**PROBLEM TO WORK ON**. Repeat the material verbatim and drop the pictures.
[begin SUPPLIED ENTRIES]
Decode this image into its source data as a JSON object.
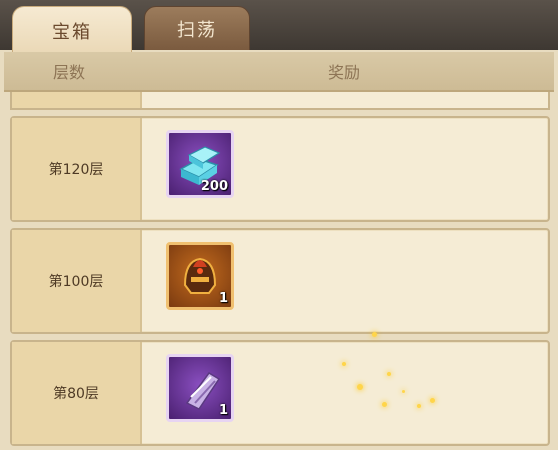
{
  "tabs": [
    {
      "label": "宝箱",
      "active": true
    },
    {
      "label": "扫荡",
      "active": false
    }
  ],
  "header": {
    "floor": "层数",
    "reward": "奖励"
  },
  "rows": [
    {
      "floor": "第120层",
      "item": {
        "icon": "crystal-ingot-icon",
        "quantity": "200",
        "rarity_color": "#8a4fc0"
      }
    },
    {
      "floor": "第100层",
      "item": {
        "icon": "helmet-icon",
        "quantity": "1",
        "rarity_color": "#c46c1e"
      }
    },
    {
      "floor": "第80层",
      "item": {
        "icon": "bracer-icon",
        "quantity": "1",
        "rarity_color": "#8a4fc0"
      }
    }
  ]
}
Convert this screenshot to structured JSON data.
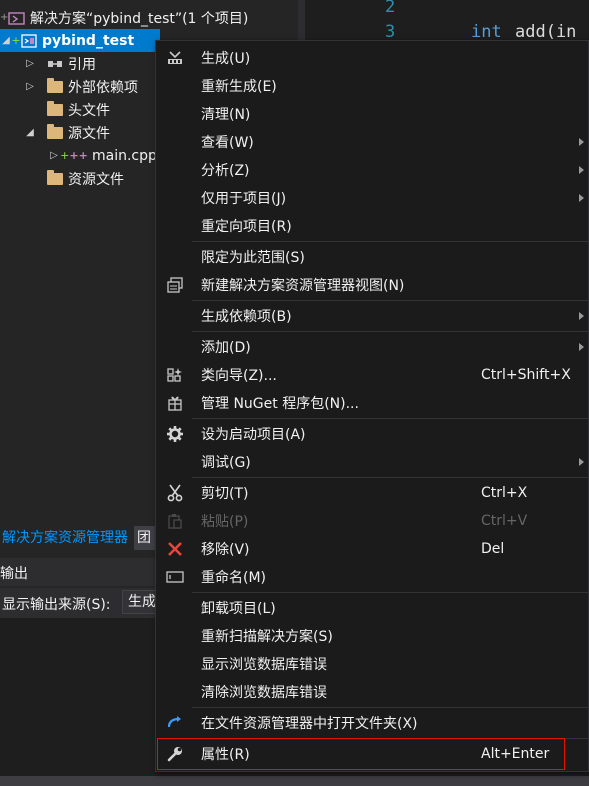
{
  "solution_explorer": {
    "solution_label": "解决方案“pybind_test”(1 个项目)",
    "project_label": "pybind_test",
    "references_label": "引用",
    "external_deps_label": "外部依赖项",
    "header_files_label": "头文件",
    "source_files_label": "源文件",
    "main_cpp_label": "main.cpp",
    "resource_files_label": "资源文件"
  },
  "editor": {
    "line2_num": "2",
    "line3_num": "3",
    "line3_keyword": "int",
    "line3_code": "add(in"
  },
  "bottom_panes": {
    "explorer_tab_label": "解决方案资源管理器",
    "second_tab_label": "团",
    "output_title": "输出",
    "output_source_label": "显示输出来源(S):",
    "output_source_value": "生成"
  },
  "context_menu": {
    "build": {
      "label": "生成(U)"
    },
    "rebuild": {
      "label": "重新生成(E)"
    },
    "clean": {
      "label": "清理(N)"
    },
    "view": {
      "label": "查看(W)"
    },
    "analyze": {
      "label": "分析(Z)"
    },
    "project_only": {
      "label": "仅用于项目(J)"
    },
    "retarget": {
      "label": "重定向项目(R)"
    },
    "scope_to_this": {
      "label": "限定为此范围(S)"
    },
    "new_explorer_view": {
      "label": "新建解决方案资源管理器视图(N)"
    },
    "build_dependencies": {
      "label": "生成依赖项(B)"
    },
    "add": {
      "label": "添加(D)"
    },
    "class_wizard": {
      "label": "类向导(Z)...",
      "shortcut": "Ctrl+Shift+X"
    },
    "manage_nuget": {
      "label": "管理 NuGet 程序包(N)..."
    },
    "set_startup": {
      "label": "设为启动项目(A)"
    },
    "debug": {
      "label": "调试(G)"
    },
    "cut": {
      "label": "剪切(T)",
      "shortcut": "Ctrl+X"
    },
    "paste": {
      "label": "粘贴(P)",
      "shortcut": "Ctrl+V"
    },
    "remove": {
      "label": "移除(V)",
      "shortcut": "Del"
    },
    "rename": {
      "label": "重命名(M)"
    },
    "unload": {
      "label": "卸载项目(L)"
    },
    "rescan": {
      "label": "重新扫描解决方案(S)"
    },
    "show_db_errors": {
      "label": "显示浏览数据库错误"
    },
    "clear_db_errors": {
      "label": "清除浏览数据库错误"
    },
    "open_in_explorer": {
      "label": "在文件资源管理器中打开文件夹(X)"
    },
    "properties": {
      "label": "属性(R)",
      "shortcut": "Alt+Enter"
    }
  },
  "colors": {
    "accent": "#007acc",
    "menu_background": "#1b1b1c",
    "highlight_border": "#e51400",
    "remove_icon": "#e8453c",
    "open_folder_icon": "#3b9cff"
  },
  "icons": {
    "build": "build-icon",
    "new_view": "new-view-icon",
    "class_wizard": "class-wizard-icon",
    "nuget": "nuget-package-icon",
    "startup": "gear-icon",
    "cut": "scissors-icon",
    "paste": "clipboard-icon",
    "remove": "close-icon",
    "rename": "rename-icon",
    "open_folder": "refresh-arrow-icon",
    "properties": "wrench-icon"
  }
}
[end SUPPLIED ENTRIES]
**FINAL RESULT**.
Decode this image into its source data as a JSON object.
{
  "tabs": [
    {
      "label": "宝箱",
      "active": true
    },
    {
      "label": "扫荡",
      "active": false
    }
  ],
  "header": {
    "floor": "层数",
    "reward": "奖励"
  },
  "rows": [
    {
      "floor": "第120层",
      "item": {
        "icon": "crystal-ingot-icon",
        "quantity": "200",
        "rarity_color": "#8a4fc0"
      }
    },
    {
      "floor": "第100层",
      "item": {
        "icon": "helmet-icon",
        "quantity": "1",
        "rarity_color": "#c46c1e"
      }
    },
    {
      "floor": "第80层",
      "item": {
        "icon": "bracer-icon",
        "quantity": "1",
        "rarity_color": "#8a4fc0"
      }
    }
  ]
}
Convert this screenshot to structured JSON data.
{
  "solution_explorer": {
    "solution_label": "解决方案“pybind_test”(1 个项目)",
    "project_label": "pybind_test",
    "references_label": "引用",
    "external_deps_label": "外部依赖项",
    "header_files_label": "头文件",
    "source_files_label": "源文件",
    "main_cpp_label": "main.cpp",
    "resource_files_label": "资源文件"
  },
  "editor": {
    "line2_num": "2",
    "line3_num": "3",
    "line3_keyword": "int",
    "line3_code": "add(in"
  },
  "bottom_panes": {
    "explorer_tab_label": "解决方案资源管理器",
    "second_tab_label": "团",
    "output_title": "输出",
    "output_source_label": "显示输出来源(S):",
    "output_source_value": "生成"
  },
  "context_menu": {
    "build": {
      "label": "生成(U)"
    },
    "rebuild": {
      "label": "重新生成(E)"
    },
    "clean": {
      "label": "清理(N)"
    },
    "view": {
      "label": "查看(W)"
    },
    "analyze": {
      "label": "分析(Z)"
    },
    "project_only": {
      "label": "仅用于项目(J)"
    },
    "retarget": {
      "label": "重定向项目(R)"
    },
    "scope_to_this": {
      "label": "限定为此范围(S)"
    },
    "new_explorer_view": {
      "label": "新建解决方案资源管理器视图(N)"
    },
    "build_dependencies": {
      "label": "生成依赖项(B)"
    },
    "add": {
      "label": "添加(D)"
    },
    "class_wizard": {
      "label": "类向导(Z)...",
      "shortcut": "Ctrl+Shift+X"
    },
    "manage_nuget": {
      "label": "管理 NuGet 程序包(N)..."
    },
    "set_startup": {
      "label": "设为启动项目(A)"
    },
    "debug": {
      "label": "调试(G)"
    },
    "cut": {
      "label": "剪切(T)",
      "shortcut": "Ctrl+X"
    },
    "paste": {
      "label": "粘贴(P)",
      "shortcut": "Ctrl+V"
    },
    "remove": {
      "label": "移除(V)",
      "shortcut": "Del"
    },
    "rename": {
      "label": "重命名(M)"
    },
    "unload": {
      "label": "卸载项目(L)"
    },
    "rescan": {
      "label": "重新扫描解决方案(S)"
    },
    "show_db_errors": {
      "label": "显示浏览数据库错误"
    },
    "clear_db_errors": {
      "label": "清除浏览数据库错误"
    },
    "open_in_explorer": {
      "label": "在文件资源管理器中打开文件夹(X)"
    },
    "properties": {
      "label": "属性(R)",
      "shortcut": "Alt+Enter"
    }
  },
  "colors": {
    "accent": "#007acc",
    "menu_background": "#1b1b1c",
    "highlight_border": "#e51400",
    "remove_icon": "#e8453c",
    "open_folder_icon": "#3b9cff"
  },
  "icons": {
    "build": "build-icon",
    "new_view": "new-view-icon",
    "class_wizard": "class-wizard-icon",
    "nuget": "nuget-package-icon",
    "startup": "gear-icon",
    "cut": "scissors-icon",
    "paste": "clipboard-icon",
    "remove": "close-icon",
    "rename": "rename-icon",
    "open_folder": "refresh-arrow-icon",
    "properties": "wrench-icon"
  }
}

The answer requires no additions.